WHAT YOU WILL DO
Of all the lines in the material below, how many include the string "kľúč"? Give the number only.

━━ DATA IN THIS EXERCISE ━━

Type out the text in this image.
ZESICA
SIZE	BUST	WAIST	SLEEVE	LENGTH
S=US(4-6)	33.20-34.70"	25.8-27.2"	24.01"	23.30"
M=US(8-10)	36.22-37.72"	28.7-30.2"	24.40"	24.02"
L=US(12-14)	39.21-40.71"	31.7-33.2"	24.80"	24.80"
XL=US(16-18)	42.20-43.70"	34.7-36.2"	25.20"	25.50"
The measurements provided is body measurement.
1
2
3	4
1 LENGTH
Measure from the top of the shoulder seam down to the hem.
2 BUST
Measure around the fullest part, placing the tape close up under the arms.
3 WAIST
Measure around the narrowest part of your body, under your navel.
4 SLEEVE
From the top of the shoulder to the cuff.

━━━
━━ DATA IN THIS EXERCISE ━━

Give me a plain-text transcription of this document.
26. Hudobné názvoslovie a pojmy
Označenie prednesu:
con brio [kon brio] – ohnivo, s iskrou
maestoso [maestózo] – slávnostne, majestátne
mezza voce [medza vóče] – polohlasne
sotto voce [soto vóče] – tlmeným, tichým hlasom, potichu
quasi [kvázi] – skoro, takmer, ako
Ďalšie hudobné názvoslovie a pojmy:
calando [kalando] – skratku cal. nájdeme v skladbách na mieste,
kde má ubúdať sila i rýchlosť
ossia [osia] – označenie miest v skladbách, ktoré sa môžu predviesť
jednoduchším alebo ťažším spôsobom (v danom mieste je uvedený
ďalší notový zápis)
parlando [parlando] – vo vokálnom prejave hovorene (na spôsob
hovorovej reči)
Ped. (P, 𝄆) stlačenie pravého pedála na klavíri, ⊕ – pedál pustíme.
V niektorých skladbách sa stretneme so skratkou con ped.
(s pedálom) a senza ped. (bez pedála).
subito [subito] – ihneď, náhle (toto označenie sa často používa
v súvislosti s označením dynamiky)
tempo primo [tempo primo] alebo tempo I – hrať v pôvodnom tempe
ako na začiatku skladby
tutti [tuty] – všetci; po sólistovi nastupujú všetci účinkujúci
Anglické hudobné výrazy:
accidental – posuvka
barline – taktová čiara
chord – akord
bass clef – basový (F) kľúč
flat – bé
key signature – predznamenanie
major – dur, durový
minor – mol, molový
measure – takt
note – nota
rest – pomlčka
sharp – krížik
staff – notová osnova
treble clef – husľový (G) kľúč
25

━━━
━━ DATA IN THIS EXERCISE ━━

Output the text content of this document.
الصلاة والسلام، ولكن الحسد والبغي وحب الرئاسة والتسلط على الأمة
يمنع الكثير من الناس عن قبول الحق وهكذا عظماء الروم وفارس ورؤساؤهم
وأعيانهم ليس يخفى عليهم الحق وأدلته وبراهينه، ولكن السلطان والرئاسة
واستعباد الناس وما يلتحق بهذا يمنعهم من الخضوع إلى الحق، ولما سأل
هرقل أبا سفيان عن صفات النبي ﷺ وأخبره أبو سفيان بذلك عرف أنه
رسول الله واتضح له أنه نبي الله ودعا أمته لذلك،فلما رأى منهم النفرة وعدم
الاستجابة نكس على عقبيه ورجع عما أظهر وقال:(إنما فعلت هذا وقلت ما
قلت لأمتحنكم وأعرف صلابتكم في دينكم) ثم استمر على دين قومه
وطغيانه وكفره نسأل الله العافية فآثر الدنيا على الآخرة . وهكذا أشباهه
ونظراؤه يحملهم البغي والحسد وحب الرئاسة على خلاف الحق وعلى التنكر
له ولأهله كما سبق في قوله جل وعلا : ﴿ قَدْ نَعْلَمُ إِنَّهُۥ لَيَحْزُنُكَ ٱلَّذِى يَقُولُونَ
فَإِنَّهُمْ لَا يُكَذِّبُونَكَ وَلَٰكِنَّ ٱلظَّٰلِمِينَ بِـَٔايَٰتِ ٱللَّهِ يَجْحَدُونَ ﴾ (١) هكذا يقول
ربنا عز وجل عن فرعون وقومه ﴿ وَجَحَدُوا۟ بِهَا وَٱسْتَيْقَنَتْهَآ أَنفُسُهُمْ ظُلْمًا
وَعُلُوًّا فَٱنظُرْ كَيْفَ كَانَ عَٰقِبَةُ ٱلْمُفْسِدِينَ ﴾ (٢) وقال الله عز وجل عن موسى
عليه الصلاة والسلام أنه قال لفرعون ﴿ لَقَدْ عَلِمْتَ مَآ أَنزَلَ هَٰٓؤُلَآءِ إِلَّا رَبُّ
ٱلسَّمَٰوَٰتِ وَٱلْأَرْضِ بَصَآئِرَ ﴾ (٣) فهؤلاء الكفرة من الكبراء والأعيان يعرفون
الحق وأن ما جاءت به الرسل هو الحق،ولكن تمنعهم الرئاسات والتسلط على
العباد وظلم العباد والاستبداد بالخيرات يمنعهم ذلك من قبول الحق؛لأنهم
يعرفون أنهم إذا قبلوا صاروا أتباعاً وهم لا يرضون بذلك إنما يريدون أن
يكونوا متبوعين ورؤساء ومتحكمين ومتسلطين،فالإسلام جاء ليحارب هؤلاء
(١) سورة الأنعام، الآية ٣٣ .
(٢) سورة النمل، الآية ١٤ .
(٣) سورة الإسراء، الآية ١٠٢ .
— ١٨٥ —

━━━

TASK ANSWER
2